Given exercise: The records below must be duplicated exactly, character for character.

Data entries for graphics:
- - -

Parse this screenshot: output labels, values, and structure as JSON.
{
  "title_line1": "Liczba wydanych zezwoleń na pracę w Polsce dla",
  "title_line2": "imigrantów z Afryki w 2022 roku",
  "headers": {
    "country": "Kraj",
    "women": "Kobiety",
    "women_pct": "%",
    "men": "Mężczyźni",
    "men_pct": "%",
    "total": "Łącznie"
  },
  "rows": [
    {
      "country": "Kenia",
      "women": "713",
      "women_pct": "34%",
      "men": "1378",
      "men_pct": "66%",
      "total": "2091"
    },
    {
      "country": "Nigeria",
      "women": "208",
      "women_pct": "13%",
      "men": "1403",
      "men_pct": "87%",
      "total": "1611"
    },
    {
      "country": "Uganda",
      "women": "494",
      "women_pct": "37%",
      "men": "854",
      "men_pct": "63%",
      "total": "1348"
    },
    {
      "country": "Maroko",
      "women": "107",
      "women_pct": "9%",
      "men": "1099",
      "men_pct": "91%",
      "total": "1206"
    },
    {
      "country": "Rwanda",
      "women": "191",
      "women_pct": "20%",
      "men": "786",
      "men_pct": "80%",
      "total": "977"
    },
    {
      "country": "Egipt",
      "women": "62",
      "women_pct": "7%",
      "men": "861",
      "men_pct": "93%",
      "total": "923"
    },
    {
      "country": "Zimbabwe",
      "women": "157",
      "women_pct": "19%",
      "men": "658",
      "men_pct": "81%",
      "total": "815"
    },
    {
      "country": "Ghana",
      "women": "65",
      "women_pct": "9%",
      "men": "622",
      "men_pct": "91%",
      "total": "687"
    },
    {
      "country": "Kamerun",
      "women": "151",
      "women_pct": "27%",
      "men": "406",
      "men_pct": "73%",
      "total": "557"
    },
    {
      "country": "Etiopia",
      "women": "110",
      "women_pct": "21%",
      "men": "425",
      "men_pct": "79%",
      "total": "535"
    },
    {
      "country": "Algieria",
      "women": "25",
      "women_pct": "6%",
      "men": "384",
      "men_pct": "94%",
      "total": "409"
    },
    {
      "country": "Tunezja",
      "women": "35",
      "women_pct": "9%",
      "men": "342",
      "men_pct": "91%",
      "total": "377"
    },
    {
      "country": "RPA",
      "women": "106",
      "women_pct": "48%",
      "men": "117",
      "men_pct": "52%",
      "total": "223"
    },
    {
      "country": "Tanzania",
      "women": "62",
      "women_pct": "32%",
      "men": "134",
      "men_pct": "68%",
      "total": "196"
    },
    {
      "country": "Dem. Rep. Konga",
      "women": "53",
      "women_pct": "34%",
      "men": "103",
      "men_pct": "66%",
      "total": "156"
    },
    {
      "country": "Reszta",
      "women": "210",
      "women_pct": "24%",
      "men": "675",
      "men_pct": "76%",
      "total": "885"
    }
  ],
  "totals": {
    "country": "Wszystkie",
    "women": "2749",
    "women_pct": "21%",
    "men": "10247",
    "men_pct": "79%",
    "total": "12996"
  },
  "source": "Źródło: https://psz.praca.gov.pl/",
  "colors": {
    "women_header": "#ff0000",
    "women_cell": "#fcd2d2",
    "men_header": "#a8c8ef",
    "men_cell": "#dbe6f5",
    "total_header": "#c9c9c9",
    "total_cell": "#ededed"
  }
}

- - -

Exercise solution:
Parse this screenshot: output labels, values, and structure as JSON.
{
  "title_line1": "Liczba wydanych zezwoleń na pracę w Polsce dla",
  "title_line2": "imigrantów z Afryki w 2022 roku",
  "headers": {
    "country": "Kraj",
    "women": "Kobiety",
    "women_pct": "%",
    "men": "Mężczyźni",
    "men_pct": "%",
    "total": "Łącznie"
  },
  "rows": [
    {
      "country": "Kenia",
      "women": "713",
      "women_pct": "34%",
      "men": "1378",
      "men_pct": "66%",
      "total": "2091"
    },
    {
      "country": "Nigeria",
      "women": "208",
      "women_pct": "13%",
      "men": "1403",
      "men_pct": "87%",
      "total": "1611"
    },
    {
      "country": "Uganda",
      "women": "494",
      "women_pct": "37%",
      "men": "854",
      "men_pct": "63%",
      "total": "1348"
    },
    {
      "country": "Maroko",
      "women": "107",
      "women_pct": "9%",
      "men": "1099",
      "men_pct": "91%",
      "total": "1206"
    },
    {
      "country": "Rwanda",
      "women": "191",
      "women_pct": "20%",
      "men": "786",
      "men_pct": "80%",
      "total": "977"
    },
    {
      "country": "Egipt",
      "women": "62",
      "women_pct": "7%",
      "men": "861",
      "men_pct": "93%",
      "total": "923"
    },
    {
      "country": "Zimbabwe",
      "women": "157",
      "women_pct": "19%",
      "men": "658",
      "men_pct": "81%",
      "total": "815"
    },
    {
      "country": "Ghana",
      "women": "65",
      "women_pct": "9%",
      "men": "622",
      "men_pct": "91%",
      "total": "687"
    },
    {
      "country": "Kamerun",
      "women": "151",
      "women_pct": "27%",
      "men": "406",
      "men_pct": "73%",
      "total": "557"
    },
    {
      "country": "Etiopia",
      "women": "110",
      "women_pct": "21%",
      "men": "425",
      "men_pct": "79%",
      "total": "535"
    },
    {
      "country": "Algieria",
      "women": "25",
      "women_pct": "6%",
      "men": "384",
      "men_pct": "94%",
      "total": "409"
    },
    {
      "country": "Tunezja",
      "women": "35",
      "women_pct": "9%",
      "men": "342",
      "men_pct": "91%",
      "total": "377"
    },
    {
      "country": "RPA",
      "women": "106",
      "women_pct": "48%",
      "men": "117",
      "men_pct": "52%",
      "total": "223"
    },
    {
      "country": "Tanzania",
      "women": "62",
      "women_pct": "32%",
      "men": "134",
      "men_pct": "68%",
      "total": "196"
    },
    {
      "country": "Dem. Rep. Konga",
      "women": "53",
      "women_pct": "34%",
      "men": "103",
      "men_pct": "66%",
      "total": "156"
    },
    {
      "country": "Reszta",
      "women": "210",
      "women_pct": "24%",
      "men": "675",
      "men_pct": "76%",
      "total": "885"
    }
  ],
  "totals": {
    "country": "Wszystkie",
    "women": "2749",
    "women_pct": "21%",
    "men": "10247",
    "men_pct": "79%",
    "total": "12996"
  },
  "source": "Źródło: https://psz.praca.gov.pl/",
  "colors": {
    "women_header": "#ff0000",
    "women_cell": "#fcd2d2",
    "men_header": "#a8c8ef",
    "men_cell": "#dbe6f5",
    "total_header": "#c9c9c9",
    "total_cell": "#ededed"
  }
}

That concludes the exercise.